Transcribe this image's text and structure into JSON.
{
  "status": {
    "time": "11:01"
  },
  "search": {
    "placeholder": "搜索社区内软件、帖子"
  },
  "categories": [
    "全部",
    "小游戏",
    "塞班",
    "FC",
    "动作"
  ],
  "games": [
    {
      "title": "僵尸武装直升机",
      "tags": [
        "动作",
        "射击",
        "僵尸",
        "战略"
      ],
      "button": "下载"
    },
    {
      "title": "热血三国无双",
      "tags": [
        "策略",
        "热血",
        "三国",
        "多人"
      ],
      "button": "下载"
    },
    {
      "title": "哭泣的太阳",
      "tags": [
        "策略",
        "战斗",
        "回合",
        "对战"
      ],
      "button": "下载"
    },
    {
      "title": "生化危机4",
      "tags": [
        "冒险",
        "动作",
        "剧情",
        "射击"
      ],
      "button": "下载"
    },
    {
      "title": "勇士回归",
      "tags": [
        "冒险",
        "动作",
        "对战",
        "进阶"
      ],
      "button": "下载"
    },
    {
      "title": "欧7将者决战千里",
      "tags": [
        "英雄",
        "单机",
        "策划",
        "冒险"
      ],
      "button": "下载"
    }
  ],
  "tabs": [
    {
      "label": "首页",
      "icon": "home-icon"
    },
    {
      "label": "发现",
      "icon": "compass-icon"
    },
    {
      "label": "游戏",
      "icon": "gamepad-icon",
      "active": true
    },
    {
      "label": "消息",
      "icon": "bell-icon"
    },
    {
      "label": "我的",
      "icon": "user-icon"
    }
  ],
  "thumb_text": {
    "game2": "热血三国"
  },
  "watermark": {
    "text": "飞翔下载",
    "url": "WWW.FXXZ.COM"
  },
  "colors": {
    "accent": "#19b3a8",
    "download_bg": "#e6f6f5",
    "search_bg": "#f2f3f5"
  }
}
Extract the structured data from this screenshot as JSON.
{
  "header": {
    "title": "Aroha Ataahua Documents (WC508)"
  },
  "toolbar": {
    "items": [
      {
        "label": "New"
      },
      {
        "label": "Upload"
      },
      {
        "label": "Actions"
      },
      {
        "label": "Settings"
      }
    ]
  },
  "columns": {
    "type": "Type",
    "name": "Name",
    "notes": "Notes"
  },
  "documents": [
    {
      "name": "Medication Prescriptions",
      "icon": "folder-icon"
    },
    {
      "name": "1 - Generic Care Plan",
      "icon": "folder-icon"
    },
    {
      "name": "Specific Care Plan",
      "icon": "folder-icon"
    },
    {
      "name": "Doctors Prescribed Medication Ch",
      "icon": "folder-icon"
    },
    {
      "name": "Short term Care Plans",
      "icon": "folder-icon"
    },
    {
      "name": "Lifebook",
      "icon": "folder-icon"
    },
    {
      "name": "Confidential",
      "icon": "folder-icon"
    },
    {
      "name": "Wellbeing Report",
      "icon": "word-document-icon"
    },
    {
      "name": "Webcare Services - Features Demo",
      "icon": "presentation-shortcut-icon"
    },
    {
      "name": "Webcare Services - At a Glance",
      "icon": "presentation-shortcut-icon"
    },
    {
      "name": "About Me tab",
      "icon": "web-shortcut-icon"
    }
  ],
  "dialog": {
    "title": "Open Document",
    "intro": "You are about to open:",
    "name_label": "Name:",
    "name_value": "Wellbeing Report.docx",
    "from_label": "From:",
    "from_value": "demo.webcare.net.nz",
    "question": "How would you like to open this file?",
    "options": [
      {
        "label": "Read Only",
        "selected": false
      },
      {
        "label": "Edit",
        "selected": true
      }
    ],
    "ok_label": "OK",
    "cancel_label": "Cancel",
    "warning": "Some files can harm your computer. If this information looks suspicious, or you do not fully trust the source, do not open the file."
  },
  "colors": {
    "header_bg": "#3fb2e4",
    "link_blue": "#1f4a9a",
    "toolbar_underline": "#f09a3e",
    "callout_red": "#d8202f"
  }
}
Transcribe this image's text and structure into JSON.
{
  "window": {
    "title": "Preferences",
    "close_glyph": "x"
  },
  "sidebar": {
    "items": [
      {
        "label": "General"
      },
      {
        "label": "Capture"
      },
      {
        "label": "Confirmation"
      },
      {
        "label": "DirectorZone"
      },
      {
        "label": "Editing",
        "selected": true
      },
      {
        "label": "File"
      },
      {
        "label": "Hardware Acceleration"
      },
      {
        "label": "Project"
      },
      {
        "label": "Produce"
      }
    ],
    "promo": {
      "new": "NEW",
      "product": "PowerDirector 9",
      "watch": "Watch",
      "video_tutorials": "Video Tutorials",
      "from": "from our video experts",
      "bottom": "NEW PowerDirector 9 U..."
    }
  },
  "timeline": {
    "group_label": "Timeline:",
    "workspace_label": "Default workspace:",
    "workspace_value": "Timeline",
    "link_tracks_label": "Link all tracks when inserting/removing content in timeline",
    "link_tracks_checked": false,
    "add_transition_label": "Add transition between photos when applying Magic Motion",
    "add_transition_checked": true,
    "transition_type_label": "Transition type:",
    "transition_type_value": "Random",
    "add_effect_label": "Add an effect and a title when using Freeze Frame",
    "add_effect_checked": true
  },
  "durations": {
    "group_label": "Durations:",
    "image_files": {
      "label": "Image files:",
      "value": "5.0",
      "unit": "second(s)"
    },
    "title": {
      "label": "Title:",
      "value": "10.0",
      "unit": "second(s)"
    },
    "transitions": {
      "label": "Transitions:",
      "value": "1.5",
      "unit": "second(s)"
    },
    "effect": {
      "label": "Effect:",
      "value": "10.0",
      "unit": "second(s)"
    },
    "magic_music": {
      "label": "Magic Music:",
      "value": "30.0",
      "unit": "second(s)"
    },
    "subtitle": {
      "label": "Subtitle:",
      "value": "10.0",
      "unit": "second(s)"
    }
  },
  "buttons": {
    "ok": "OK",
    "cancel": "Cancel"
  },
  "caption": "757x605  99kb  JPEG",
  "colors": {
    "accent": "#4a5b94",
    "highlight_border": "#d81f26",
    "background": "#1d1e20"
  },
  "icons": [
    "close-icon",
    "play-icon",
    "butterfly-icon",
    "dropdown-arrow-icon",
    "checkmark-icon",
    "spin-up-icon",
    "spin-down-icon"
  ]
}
######
Written instruction: Identify which lines contain the word "when" and copy each one.

Task result:
    "link_tracks_label": "Link all tracks when inserting/removing content in timeline",
    "add_transition_label": "Add transition between photos when applying Magic Motion",
    "add_effect_label": "Add an effect and a title when using Freeze Frame",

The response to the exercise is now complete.